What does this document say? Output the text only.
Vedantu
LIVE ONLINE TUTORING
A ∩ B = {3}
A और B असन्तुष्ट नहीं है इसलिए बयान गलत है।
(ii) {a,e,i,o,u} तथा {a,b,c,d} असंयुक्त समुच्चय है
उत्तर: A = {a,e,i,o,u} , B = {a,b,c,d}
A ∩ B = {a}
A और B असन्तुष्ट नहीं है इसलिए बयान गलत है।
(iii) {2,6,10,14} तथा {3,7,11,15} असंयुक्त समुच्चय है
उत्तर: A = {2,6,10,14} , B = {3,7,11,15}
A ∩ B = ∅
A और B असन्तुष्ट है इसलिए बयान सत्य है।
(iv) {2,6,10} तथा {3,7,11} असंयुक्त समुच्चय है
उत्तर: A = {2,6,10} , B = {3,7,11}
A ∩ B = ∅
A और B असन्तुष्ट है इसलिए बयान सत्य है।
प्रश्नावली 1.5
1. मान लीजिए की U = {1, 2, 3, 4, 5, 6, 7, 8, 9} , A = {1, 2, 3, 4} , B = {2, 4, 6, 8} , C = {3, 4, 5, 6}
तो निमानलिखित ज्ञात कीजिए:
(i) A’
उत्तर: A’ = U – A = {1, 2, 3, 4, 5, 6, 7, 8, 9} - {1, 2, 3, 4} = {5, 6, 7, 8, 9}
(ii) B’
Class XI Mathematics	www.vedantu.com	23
□ □ □ □ □
(BRIEF): Reproduce every line of the data verbatim.

(SOLUTION TO THIS TASK):
What does this document say? Output the text only.
Vedantu
LIVE ONLINE TUTORING
A ∩ B = {3}
A और B असन्तुष्ट नहीं है इसलिए बयान गलत है।
(ii) {a,e,i,o,u} तथा {a,b,c,d} असंयुक्त समुच्चय है
उत्तर: A = {a,e,i,o,u} , B = {a,b,c,d}
A ∩ B = {a}
A और B असन्तुष्ट नहीं है इसलिए बयान गलत है।
(iii) {2,6,10,14} तथा {3,7,11,15} असंयुक्त समुच्चय है
उत्तर: A = {2,6,10,14} , B = {3,7,11,15}
A ∩ B = ∅
A और B असन्तुष्ट है इसलिए बयान सत्य है।
(iv) {2,6,10} तथा {3,7,11} असंयुक्त समुच्चय है
उत्तर: A = {2,6,10} , B = {3,7,11}
A ∩ B = ∅
A और B असन्तुष्ट है इसलिए बयान सत्य है।
प्रश्नावली 1.5
1. मान लीजिए की U = {1, 2, 3, 4, 5, 6, 7, 8, 9} , A = {1, 2, 3, 4} , B = {2, 4, 6, 8} , C = {3, 4, 5, 6}
तो निमानलिखित ज्ञात कीजिए:
(i) A’
उत्तर: A’ = U – A = {1, 2, 3, 4, 5, 6, 7, 8, 9} - {1, 2, 3, 4} = {5, 6, 7, 8, 9}
(ii) B’
Class XI Mathematics	www.vedantu.com	23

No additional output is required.